═════ Source data
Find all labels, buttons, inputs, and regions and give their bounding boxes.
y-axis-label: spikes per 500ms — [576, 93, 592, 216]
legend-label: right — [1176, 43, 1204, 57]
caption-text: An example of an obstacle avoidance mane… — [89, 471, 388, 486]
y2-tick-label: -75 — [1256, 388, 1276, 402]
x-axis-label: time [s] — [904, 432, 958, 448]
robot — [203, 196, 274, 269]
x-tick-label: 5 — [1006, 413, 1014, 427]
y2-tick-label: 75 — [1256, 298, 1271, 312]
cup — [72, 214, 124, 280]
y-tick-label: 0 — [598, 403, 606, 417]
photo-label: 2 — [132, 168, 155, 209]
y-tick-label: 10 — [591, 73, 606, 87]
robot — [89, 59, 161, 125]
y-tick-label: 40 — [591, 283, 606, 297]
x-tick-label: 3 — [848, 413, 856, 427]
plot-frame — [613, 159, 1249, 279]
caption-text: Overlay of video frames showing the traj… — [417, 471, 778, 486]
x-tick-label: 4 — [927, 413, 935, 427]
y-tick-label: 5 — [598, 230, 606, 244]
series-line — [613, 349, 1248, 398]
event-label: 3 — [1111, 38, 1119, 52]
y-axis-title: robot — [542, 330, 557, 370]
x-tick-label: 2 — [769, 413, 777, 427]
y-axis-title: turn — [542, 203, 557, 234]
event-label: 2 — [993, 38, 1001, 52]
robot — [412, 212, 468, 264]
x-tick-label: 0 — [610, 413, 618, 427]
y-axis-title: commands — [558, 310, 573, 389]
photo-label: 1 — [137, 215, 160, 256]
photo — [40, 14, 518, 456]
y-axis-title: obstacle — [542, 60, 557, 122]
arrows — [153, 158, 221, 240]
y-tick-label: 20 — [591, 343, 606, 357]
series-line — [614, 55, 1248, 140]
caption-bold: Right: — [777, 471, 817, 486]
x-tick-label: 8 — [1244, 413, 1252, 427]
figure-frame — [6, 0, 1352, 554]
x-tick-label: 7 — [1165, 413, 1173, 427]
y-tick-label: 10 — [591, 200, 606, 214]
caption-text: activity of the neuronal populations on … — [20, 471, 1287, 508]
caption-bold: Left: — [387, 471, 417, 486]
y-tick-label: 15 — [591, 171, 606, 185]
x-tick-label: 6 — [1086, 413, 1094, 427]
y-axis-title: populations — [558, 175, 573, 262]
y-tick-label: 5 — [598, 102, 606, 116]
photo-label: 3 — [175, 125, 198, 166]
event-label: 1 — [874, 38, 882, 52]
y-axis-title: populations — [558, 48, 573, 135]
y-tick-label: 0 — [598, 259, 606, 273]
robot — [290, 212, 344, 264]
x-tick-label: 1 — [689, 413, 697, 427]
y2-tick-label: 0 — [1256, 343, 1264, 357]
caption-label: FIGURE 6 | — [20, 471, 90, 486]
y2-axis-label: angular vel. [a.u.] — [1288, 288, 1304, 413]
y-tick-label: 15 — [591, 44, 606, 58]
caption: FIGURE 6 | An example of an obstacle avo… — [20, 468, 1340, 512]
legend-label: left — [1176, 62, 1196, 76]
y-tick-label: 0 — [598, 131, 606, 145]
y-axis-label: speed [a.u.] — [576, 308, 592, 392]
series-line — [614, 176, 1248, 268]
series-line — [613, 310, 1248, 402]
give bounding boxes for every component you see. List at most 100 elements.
══════════
═════ Source data
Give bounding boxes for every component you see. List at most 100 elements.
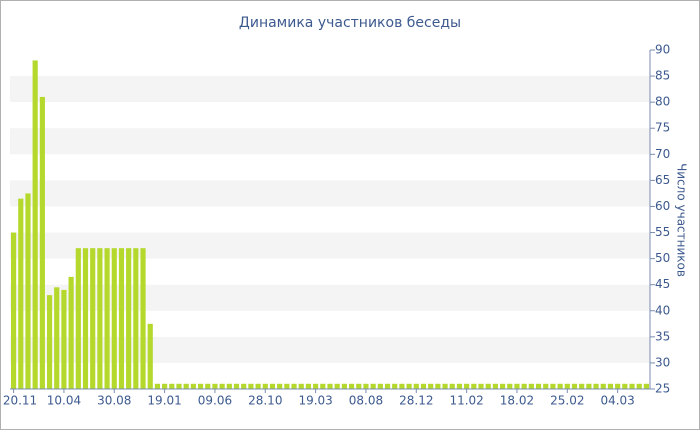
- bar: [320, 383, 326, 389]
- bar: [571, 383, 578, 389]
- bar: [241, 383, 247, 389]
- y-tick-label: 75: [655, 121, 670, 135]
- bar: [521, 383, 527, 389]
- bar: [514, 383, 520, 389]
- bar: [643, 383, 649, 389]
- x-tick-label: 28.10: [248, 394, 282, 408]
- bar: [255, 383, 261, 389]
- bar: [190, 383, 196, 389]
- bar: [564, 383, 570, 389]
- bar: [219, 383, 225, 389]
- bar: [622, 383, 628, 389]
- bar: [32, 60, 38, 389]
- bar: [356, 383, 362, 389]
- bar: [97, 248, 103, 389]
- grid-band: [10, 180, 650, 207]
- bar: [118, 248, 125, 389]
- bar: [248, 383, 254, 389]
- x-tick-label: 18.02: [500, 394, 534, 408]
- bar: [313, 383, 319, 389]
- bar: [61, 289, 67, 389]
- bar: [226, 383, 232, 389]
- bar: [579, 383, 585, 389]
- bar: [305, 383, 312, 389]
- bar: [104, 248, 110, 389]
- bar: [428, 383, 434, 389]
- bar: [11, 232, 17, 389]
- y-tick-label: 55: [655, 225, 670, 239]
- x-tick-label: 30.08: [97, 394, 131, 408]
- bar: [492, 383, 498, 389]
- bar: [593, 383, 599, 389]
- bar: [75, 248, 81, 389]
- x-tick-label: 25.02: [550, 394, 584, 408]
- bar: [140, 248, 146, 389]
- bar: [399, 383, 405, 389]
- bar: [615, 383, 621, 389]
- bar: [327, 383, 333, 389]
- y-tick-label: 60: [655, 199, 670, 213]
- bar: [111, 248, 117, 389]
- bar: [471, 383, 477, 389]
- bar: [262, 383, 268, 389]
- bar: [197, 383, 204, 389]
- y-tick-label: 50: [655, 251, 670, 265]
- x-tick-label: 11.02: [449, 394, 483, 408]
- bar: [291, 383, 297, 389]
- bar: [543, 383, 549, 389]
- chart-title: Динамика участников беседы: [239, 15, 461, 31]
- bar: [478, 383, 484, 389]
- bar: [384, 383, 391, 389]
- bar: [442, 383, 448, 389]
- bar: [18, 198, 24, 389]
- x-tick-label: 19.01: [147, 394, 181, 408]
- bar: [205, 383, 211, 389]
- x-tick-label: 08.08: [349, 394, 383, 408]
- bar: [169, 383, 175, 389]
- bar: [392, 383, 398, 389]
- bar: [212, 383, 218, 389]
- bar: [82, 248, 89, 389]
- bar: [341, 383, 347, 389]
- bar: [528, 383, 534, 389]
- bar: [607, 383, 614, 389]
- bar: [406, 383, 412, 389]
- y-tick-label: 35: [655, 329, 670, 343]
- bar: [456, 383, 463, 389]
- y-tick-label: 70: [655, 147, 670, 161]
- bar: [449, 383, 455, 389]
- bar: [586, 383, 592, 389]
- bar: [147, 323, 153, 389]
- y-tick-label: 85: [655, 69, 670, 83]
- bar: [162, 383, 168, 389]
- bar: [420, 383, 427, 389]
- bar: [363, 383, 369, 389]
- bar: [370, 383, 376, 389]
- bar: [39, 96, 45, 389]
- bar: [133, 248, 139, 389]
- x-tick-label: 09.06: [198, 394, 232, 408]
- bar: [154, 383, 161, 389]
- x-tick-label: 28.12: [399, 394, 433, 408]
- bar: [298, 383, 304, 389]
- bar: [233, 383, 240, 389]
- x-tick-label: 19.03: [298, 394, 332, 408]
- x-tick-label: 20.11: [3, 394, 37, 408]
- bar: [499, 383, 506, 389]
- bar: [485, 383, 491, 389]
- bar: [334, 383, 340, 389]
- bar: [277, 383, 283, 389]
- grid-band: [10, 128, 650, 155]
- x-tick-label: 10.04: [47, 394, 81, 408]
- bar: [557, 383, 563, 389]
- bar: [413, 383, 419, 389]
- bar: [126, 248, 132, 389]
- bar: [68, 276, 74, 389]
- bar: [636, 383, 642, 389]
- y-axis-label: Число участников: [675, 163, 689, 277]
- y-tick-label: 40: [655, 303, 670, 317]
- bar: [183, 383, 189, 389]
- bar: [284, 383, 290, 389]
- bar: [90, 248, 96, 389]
══════════
▶ [Required work]
Copy the entries word for word, beginning with the line that contains "- bar: [320, 383, 326, 389]" and continuing through the line that contains "- bar: [456, 383, 463, 389]", with both of those lines included.

▶ [Response to the task]
- bar: [320, 383, 326, 389]
- bar: [571, 383, 578, 389]
- bar: [241, 383, 247, 389]
- y-tick-label: 75: [655, 121, 670, 135]
- bar: [521, 383, 527, 389]
- bar: [514, 383, 520, 389]
- bar: [643, 383, 649, 389]
- x-tick-label: 28.10: [248, 394, 282, 408]
- bar: [255, 383, 261, 389]
- bar: [190, 383, 196, 389]
- bar: [564, 383, 570, 389]
- bar: [219, 383, 225, 389]
- bar: [622, 383, 628, 389]
- bar: [32, 60, 38, 389]
- bar: [356, 383, 362, 389]
- bar: [97, 248, 103, 389]
- grid-band: [10, 180, 650, 207]
- bar: [118, 248, 125, 389]
- bar: [248, 383, 254, 389]
- x-tick-label: 18.02: [500, 394, 534, 408]
- bar: [313, 383, 319, 389]
- bar: [61, 289, 67, 389]
- bar: [226, 383, 232, 389]
- bar: [579, 383, 585, 389]
- bar: [305, 383, 312, 389]
- bar: [104, 248, 110, 389]
- bar: [428, 383, 434, 389]
- bar: [11, 232, 17, 389]
- y-tick-label: 55: [655, 225, 670, 239]
- x-tick-label: 30.08: [97, 394, 131, 408]
- bar: [492, 383, 498, 389]
- bar: [593, 383, 599, 389]
- bar: [75, 248, 81, 389]
- x-tick-label: 25.02: [550, 394, 584, 408]
- bar: [140, 248, 146, 389]
- bar: [399, 383, 405, 389]
- bar: [615, 383, 621, 389]
- bar: [327, 383, 333, 389]
- y-tick-label: 60: [655, 199, 670, 213]
- bar: [111, 248, 117, 389]
- bar: [471, 383, 477, 389]
- bar: [262, 383, 268, 389]
- bar: [197, 383, 204, 389]
- y-tick-label: 50: [655, 251, 670, 265]
- x-tick-label: 11.02: [449, 394, 483, 408]
- bar: [291, 383, 297, 389]
- bar: [543, 383, 549, 389]
- chart-title: Динамика участников беседы: [239, 15, 461, 31]
- bar: [478, 383, 484, 389]
- bar: [384, 383, 391, 389]
- bar: [442, 383, 448, 389]
- bar: [18, 198, 24, 389]
- x-tick-label: 19.01: [147, 394, 181, 408]
- bar: [205, 383, 211, 389]
- x-tick-label: 08.08: [349, 394, 383, 408]
- bar: [169, 383, 175, 389]
- bar: [392, 383, 398, 389]
- bar: [212, 383, 218, 389]
- bar: [82, 248, 89, 389]
- bar: [341, 383, 347, 389]
- bar: [528, 383, 534, 389]
- bar: [607, 383, 614, 389]
- bar: [406, 383, 412, 389]
- y-tick-label: 35: [655, 329, 670, 343]
- bar: [456, 383, 463, 389]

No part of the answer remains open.